• Exercise: Locate the string "penangtri" in the records below. Copy every line where it occurs.

• Supplied information:
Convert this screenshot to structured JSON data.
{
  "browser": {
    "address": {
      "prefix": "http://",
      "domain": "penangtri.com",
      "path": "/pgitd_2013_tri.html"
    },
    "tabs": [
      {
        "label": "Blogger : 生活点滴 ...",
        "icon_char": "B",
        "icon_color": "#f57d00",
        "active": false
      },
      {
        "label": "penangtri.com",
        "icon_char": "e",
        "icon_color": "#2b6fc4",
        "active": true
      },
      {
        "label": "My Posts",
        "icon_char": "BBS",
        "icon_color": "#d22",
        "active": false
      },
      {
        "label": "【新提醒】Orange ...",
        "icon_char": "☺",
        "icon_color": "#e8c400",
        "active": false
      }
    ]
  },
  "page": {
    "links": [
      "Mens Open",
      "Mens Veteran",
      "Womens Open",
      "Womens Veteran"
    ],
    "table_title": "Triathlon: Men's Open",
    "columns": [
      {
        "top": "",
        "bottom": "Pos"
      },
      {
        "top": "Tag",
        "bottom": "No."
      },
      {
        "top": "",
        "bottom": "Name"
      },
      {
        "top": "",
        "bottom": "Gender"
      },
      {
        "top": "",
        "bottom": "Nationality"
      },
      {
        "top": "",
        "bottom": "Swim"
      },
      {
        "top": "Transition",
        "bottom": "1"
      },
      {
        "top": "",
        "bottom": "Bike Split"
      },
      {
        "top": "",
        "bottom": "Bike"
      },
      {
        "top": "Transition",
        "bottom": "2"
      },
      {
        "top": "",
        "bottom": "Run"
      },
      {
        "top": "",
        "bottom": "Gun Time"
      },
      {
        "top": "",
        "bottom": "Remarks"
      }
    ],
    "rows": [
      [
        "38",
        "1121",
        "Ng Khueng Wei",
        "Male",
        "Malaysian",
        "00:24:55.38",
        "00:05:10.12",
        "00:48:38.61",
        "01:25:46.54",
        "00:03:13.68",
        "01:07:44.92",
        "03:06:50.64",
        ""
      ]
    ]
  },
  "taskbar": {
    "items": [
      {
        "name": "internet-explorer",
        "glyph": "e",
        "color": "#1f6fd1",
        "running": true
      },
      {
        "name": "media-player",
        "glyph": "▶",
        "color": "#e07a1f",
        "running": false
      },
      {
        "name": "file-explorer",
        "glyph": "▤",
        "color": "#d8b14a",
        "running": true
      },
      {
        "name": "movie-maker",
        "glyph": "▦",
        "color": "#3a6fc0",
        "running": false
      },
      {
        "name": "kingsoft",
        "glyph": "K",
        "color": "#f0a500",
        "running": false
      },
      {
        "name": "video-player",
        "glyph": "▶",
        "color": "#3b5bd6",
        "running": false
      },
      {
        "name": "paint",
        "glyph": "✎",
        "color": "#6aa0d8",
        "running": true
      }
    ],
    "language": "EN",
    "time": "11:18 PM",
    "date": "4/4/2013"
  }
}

• Response below:
      "domain": "penangtri.com",
        "label": "penangtri.com",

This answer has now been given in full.